Data for processing:
══════════
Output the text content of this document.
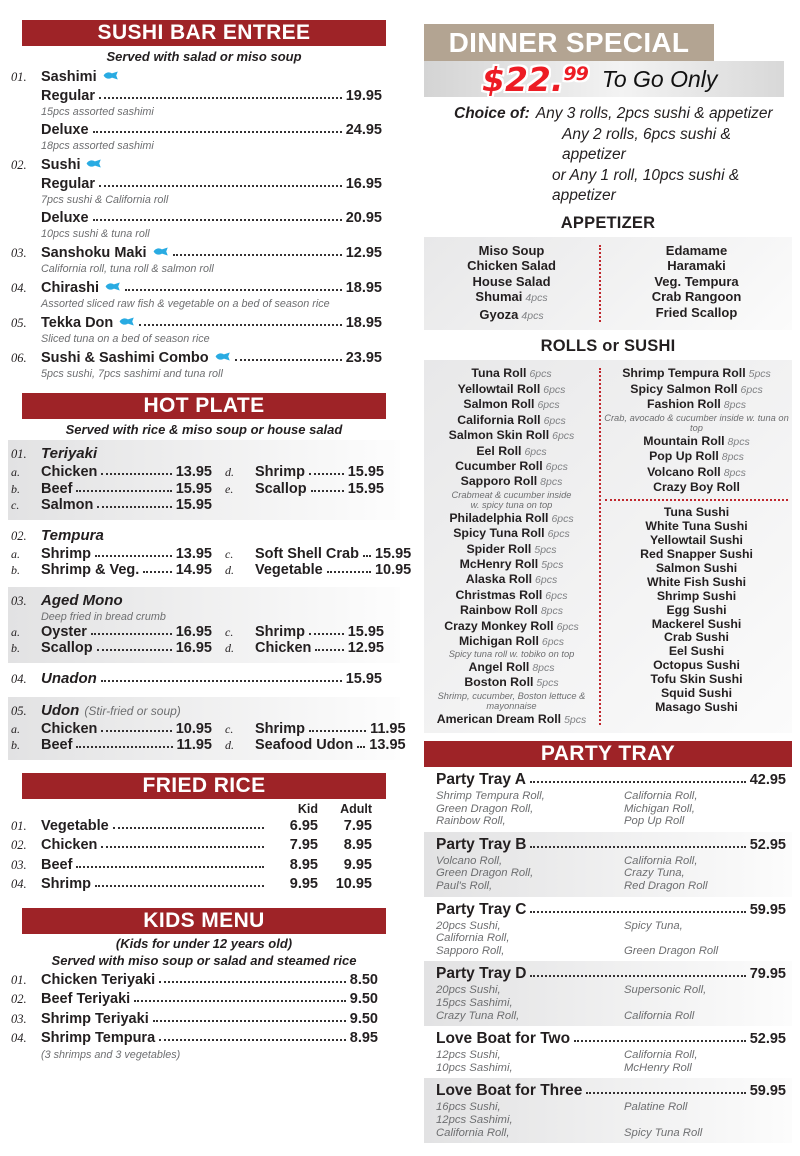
SUSHI BAR ENTREE
Served with salad or miso soup
01. Sashimi
Regular	19.95
15pcs assorted sashimi
Deluxe	24.95
18pcs assorted sashimi
02. Sushi
Regular	16.95
7pcs sushi & California roll
Deluxe	20.95
10pcs sushi & tuna roll
03. Sanshoku Maki	12.95
California roll, tuna roll & salmon roll
04. Chirashi	18.95
Assorted sliced raw fish & vegetable on a bed of season rice
05. Tekka Don	18.95
Sliced tuna on a bed of season rice
06. Sushi & Sashimi Combo	23.95
5pcs sushi, 7pcs sashimi and tuna roll
HOT PLATE
Served with rice & miso soup or house salad
01. Teriyaki
a.	Chicken	13.95
b.	Beef	15.95
c.	Salmon	15.95
d.	Shrimp	15.95
e.	Scallop	15.95
02. Tempura
a.	Shrimp	13.95
b.	Shrimp & Veg.	14.95
c.	Soft Shell Crab 15.95
d.	Vegetable	10.95
03. Aged Mono
Deep fried in bread crumb
a.	Oyster	16.95
b.	Scallop	16.95
c.	Shrimp	15.95
d.	Chicken	12.95
04. Unadon	15.95
05. Udon (Stir-fried or soup)
a.	Chicken	10.95
b.	Beef	11.95
c.	Shrimp	11.95
d.	Seafood Udon 13.95
FRIED RICE
Kid	Adult
01. Vegetable	6.95	7.95
02. Chicken	7.95	8.95
03. Beef	8.95	9.95
04. Shrimp	9.95	10.95
KIDS MENU
(Kids for under 12 years old)
Served with miso soup or salad and steamed rice
01. Chicken Teriyaki	8.50
02. Beef Teriyaki	9.50
03. Shrimp Teriyaki	9.50
04. Shrimp Tempura	8.95
(3 shrimps and 3 vegetables)
DINNER SPECIAL
$22.99 To Go Only
Choice of: Any 3 rolls, 2pcs sushi & appetizer
Any 2 rolls, 6pcs sushi & appetizer
or Any 1 roll, 10pcs sushi & appetizer
APPETIZER
Miso Soup
Chicken Salad
House Salad
Shumai 4pcs
Gyoza 4pcs
Edamame
Haramaki
Veg. Tempura
Crab Rangoon
Fried Scallop
ROLLS or SUSHI
Tuna Roll 6pcs
Yellowtail Roll 6pcs
Salmon Roll 6pcs
California Roll 6pcs
Salmon Skin Roll 6pcs
Eel Roll 6pcs
Cucumber Roll 6pcs
Sapporo Roll 8pcs
Crabmeat & cucumber inside
w. spicy tuna on top
Philadelphia Roll 6pcs
Spicy Tuna Roll 6pcs
Spider Roll 5pcs
McHenry Roll 5pcs
Alaska Roll 6pcs
Christmas Roll 6pcs
Rainbow Roll 8pcs
Crazy Monkey Roll 6pcs
Michigan Roll 6pcs
Spicy tuna roll w. tobiko on top
Angel Roll 8pcs
Boston Roll 5pcs
Shrimp, cucumber, Boston lettuce & mayonnaise
American Dream Roll 5pcs
Shrimp Tempura Roll 5pcs
Spicy Salmon Roll 6pcs
Fashion Roll 8pcs
Crab, avocado & cucumber inside w. tuna on top
Mountain Roll 8pcs
Pop Up Roll 8pcs
Volcano Roll 8pcs
Crazy Boy Roll
Tuna Sushi
White Tuna Sushi
Yellowtail Sushi
Red Snapper Sushi
Salmon Sushi
White Fish Sushi
Shrimp Sushi
Egg Sushi
Mackerel Sushi
Crab Sushi
Eel Sushi
Octopus Sushi
Tofu Skin Sushi
Squid Sushi
Masago Sushi
PARTY TRAY
Party Tray A	42.95
Shrimp Tempura Roll,
Green Dragon Roll,
Rainbow Roll,
California Roll,
Michigan Roll,
Pop Up Roll
Party Tray B	52.95
Volcano Roll,
Green Dragon Roll,
Paul's Roll,
California Roll,
Crazy Tuna,
Red Dragon Roll
Party Tray C	59.95
20pcs Sushi,
California Roll,
Sapporo Roll,
Spicy Tuna,

Green Dragon Roll
Party Tray D	79.95
20pcs Sushi,
15pcs Sashimi,
Crazy Tuna Roll,
Supersonic Roll,

California Roll
Love Boat for Two	52.95
12pcs Sushi,
10pcs Sashimi,
California Roll,
McHenry Roll
Love Boat for Three	59.95
16pcs Sushi,
12pcs Sashimi,
California Roll,
Palatine Roll

Spicy Tuna Roll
══════════
Set task: All of the data needs repeating exactly, but the pictures do not.

Task answer:
Output the text content of this document.
SUSHI BAR ENTREE
Served with salad or miso soup
01. Sashimi
Regular	19.95
15pcs assorted sashimi
Deluxe	24.95
18pcs assorted sashimi
02. Sushi
Regular	16.95
7pcs sushi & California roll
Deluxe	20.95
10pcs sushi & tuna roll
03. Sanshoku Maki	12.95
California roll, tuna roll & salmon roll
04. Chirashi	18.95
Assorted sliced raw fish & vegetable on a bed of season rice
05. Tekka Don	18.95
Sliced tuna on a bed of season rice
06. Sushi & Sashimi Combo	23.95
5pcs sushi, 7pcs sashimi and tuna roll
HOT PLATE
Served with rice & miso soup or house salad
01. Teriyaki
a.	Chicken	13.95
b.	Beef	15.95
c.	Salmon	15.95
d.	Shrimp	15.95
e.	Scallop	15.95
02. Tempura
a.	Shrimp	13.95
b.	Shrimp & Veg.	14.95
c.	Soft Shell Crab 15.95
d.	Vegetable	10.95
03. Aged Mono
Deep fried in bread crumb
a.	Oyster	16.95
b.	Scallop	16.95
c.	Shrimp	15.95
d.	Chicken	12.95
04. Unadon	15.95
05. Udon (Stir-fried or soup)
a.	Chicken	10.95
b.	Beef	11.95
c.	Shrimp	11.95
d.	Seafood Udon 13.95
FRIED RICE
Kid	Adult
01. Vegetable	6.95	7.95
02. Chicken	7.95	8.95
03. Beef	8.95	9.95
04. Shrimp	9.95	10.95
KIDS MENU
(Kids for under 12 years old)
Served with miso soup or salad and steamed rice
01. Chicken Teriyaki	8.50
02. Beef Teriyaki	9.50
03. Shrimp Teriyaki	9.50
04. Shrimp Tempura	8.95
(3 shrimps and 3 vegetables)
DINNER SPECIAL
$22.99 To Go Only
Choice of: Any 3 rolls, 2pcs sushi & appetizer
Any 2 rolls, 6pcs sushi & appetizer
or Any 1 roll, 10pcs sushi & appetizer
APPETIZER
Miso Soup
Chicken Salad
House Salad
Shumai 4pcs
Gyoza 4pcs
Edamame
Haramaki
Veg. Tempura
Crab Rangoon
Fried Scallop
ROLLS or SUSHI
Tuna Roll 6pcs
Yellowtail Roll 6pcs
Salmon Roll 6pcs
California Roll 6pcs
Salmon Skin Roll 6pcs
Eel Roll 6pcs
Cucumber Roll 6pcs
Sapporo Roll 8pcs
Crabmeat & cucumber inside
w. spicy tuna on top
Philadelphia Roll 6pcs
Spicy Tuna Roll 6pcs
Spider Roll 5pcs
McHenry Roll 5pcs
Alaska Roll 6pcs
Christmas Roll 6pcs
Rainbow Roll 8pcs
Crazy Monkey Roll 6pcs
Michigan Roll 6pcs
Spicy tuna roll w. tobiko on top
Angel Roll 8pcs
Boston Roll 5pcs
Shrimp, cucumber, Boston lettuce & mayonnaise
American Dream Roll 5pcs
Shrimp Tempura Roll 5pcs
Spicy Salmon Roll 6pcs
Fashion Roll 8pcs
Crab, avocado & cucumber inside w. tuna on top
Mountain Roll 8pcs
Pop Up Roll 8pcs
Volcano Roll 8pcs
Crazy Boy Roll
Tuna Sushi
White Tuna Sushi
Yellowtail Sushi
Red Snapper Sushi
Salmon Sushi
White Fish Sushi
Shrimp Sushi
Egg Sushi
Mackerel Sushi
Crab Sushi
Eel Sushi
Octopus Sushi
Tofu Skin Sushi
Squid Sushi
Masago Sushi
PARTY TRAY
Party Tray A	42.95
Shrimp Tempura Roll,
Green Dragon Roll,
Rainbow Roll,
California Roll,
Michigan Roll,
Pop Up Roll
Party Tray B	52.95
Volcano Roll,
Green Dragon Roll,
Paul's Roll,
California Roll,
Crazy Tuna,
Red Dragon Roll
Party Tray C	59.95
20pcs Sushi,
California Roll,
Sapporo Roll,
Spicy Tuna,

Green Dragon Roll
Party Tray D	79.95
20pcs Sushi,
15pcs Sashimi,
Crazy Tuna Roll,
Supersonic Roll,

California Roll
Love Boat for Two	52.95
12pcs Sushi,
10pcs Sashimi,
California Roll,
McHenry Roll
Love Boat for Three	59.95
16pcs Sushi,
12pcs Sashimi,
California Roll,
Palatine Roll

Spicy Tuna Roll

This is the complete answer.